_Problem statement_
Reproduce the data below in full and exclude every picture.

_Data lines_

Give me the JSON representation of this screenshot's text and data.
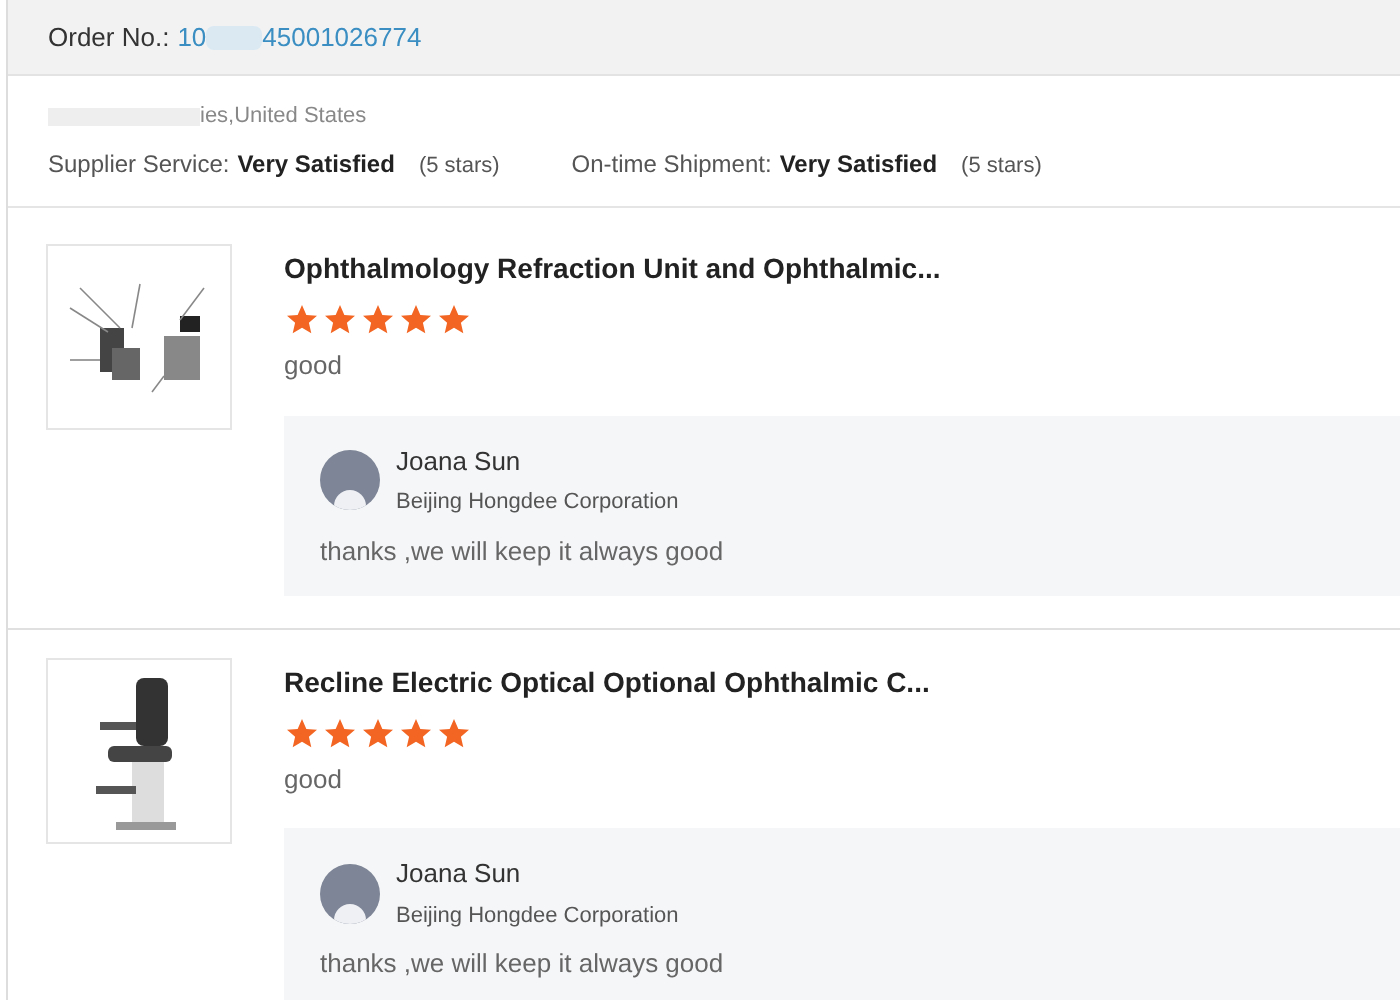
{
  "order": {
    "label": "Order No.:",
    "number_start": "10",
    "number_end": "45001026774"
  },
  "buyer": {
    "location": "ies,United States"
  },
  "ratings": [
    {
      "label": "Supplier Service:",
      "value": "Very Satisfied",
      "stars_text": "(5 stars)"
    },
    {
      "label": "On-time Shipment:",
      "value": "Very Satisfied",
      "stars_text": "(5 stars)"
    }
  ],
  "reviews": [
    {
      "kind": "diagram",
      "title": "Ophthalmology Refraction Unit and Ophthalmic...",
      "stars": 5,
      "comment": "good",
      "reply": {
        "name": "Joana Sun",
        "company": "Beijing Hongdee Corporation",
        "text": "thanks ,we will keep it always good"
      }
    },
    {
      "kind": "chair",
      "title": "Recline Electric Optical Optional Ophthalmic C...",
      "stars": 5,
      "comment": "good",
      "reply": {
        "name": "Joana Sun",
        "company": "Beijing Hongdee Corporation",
        "text": "thanks ,we will keep it always good"
      }
    }
  ]
}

_The answer_
Give me the JSON representation of this screenshot's text and data.
{
  "order": {
    "label": "Order No.:",
    "number_start": "10",
    "number_end": "45001026774"
  },
  "buyer": {
    "location": "ies,United States"
  },
  "ratings": [
    {
      "label": "Supplier Service:",
      "value": "Very Satisfied",
      "stars_text": "(5 stars)"
    },
    {
      "label": "On-time Shipment:",
      "value": "Very Satisfied",
      "stars_text": "(5 stars)"
    }
  ],
  "reviews": [
    {
      "kind": "diagram",
      "title": "Ophthalmology Refraction Unit and Ophthalmic...",
      "stars": 5,
      "comment": "good",
      "reply": {
        "name": "Joana Sun",
        "company": "Beijing Hongdee Corporation",
        "text": "thanks ,we will keep it always good"
      }
    },
    {
      "kind": "chair",
      "title": "Recline Electric Optical Optional Ophthalmic C...",
      "stars": 5,
      "comment": "good",
      "reply": {
        "name": "Joana Sun",
        "company": "Beijing Hongdee Corporation",
        "text": "thanks ,we will keep it always good"
      }
    }
  ]
}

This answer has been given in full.